WHAT THE TASK ASKS — Images should be left out, and everything else in the listing reproduced exactly.

++++++++++

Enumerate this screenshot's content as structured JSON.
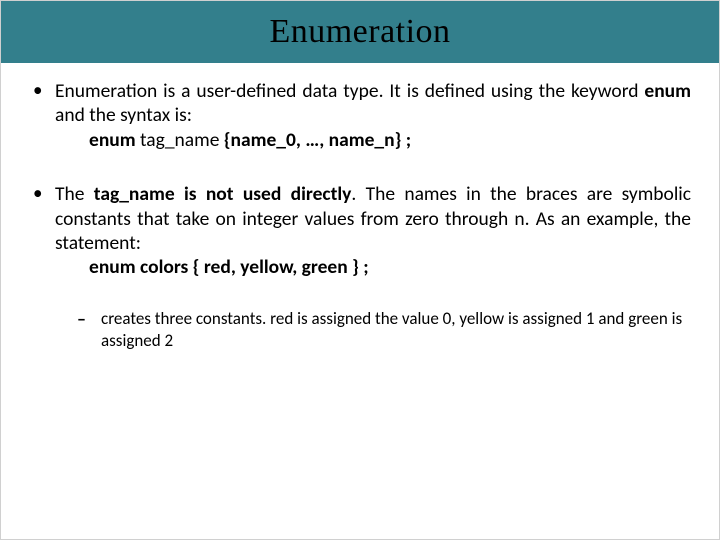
{
  "title": "Enumeration",
  "bullets": {
    "b1": {
      "p1a": "Enumeration is a user-defined data type.  It is defined using the keyword ",
      "enum1": "enum",
      "p1b": " and the syntax is:",
      "enum2": "enum",
      "tag": " tag_name ",
      "braces": "{name_0, …, name_n} ;"
    },
    "b2": {
      "t1": "The ",
      "bold1": "tag_name is not used directly",
      "t2": ". The names in the braces are symbolic constants that take on integer values from zero through n. As an example, the statement:",
      "example": "enum colors { red, yellow, green } ;",
      "sub": "creates three constants. red is assigned the value 0, yellow is assigned 1 and green is assigned 2"
    }
  }
}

++++++++++

REPLY TO THE TASK —
Enumerate this screenshot's content as structured JSON.
{
  "title": "Enumeration",
  "bullets": {
    "b1": {
      "p1a": "Enumeration is a user-defined data type.  It is defined using the keyword ",
      "enum1": "enum",
      "p1b": " and the syntax is:",
      "enum2": "enum",
      "tag": " tag_name ",
      "braces": "{name_0, …, name_n} ;"
    },
    "b2": {
      "t1": "The ",
      "bold1": "tag_name is not used directly",
      "t2": ". The names in the braces are symbolic constants that take on integer values from zero through n. As an example, the statement:",
      "example": "enum colors { red, yellow, green } ;",
      "sub": "creates three constants. red is assigned the value 0, yellow is assigned 1 and green is assigned 2"
    }
  }
}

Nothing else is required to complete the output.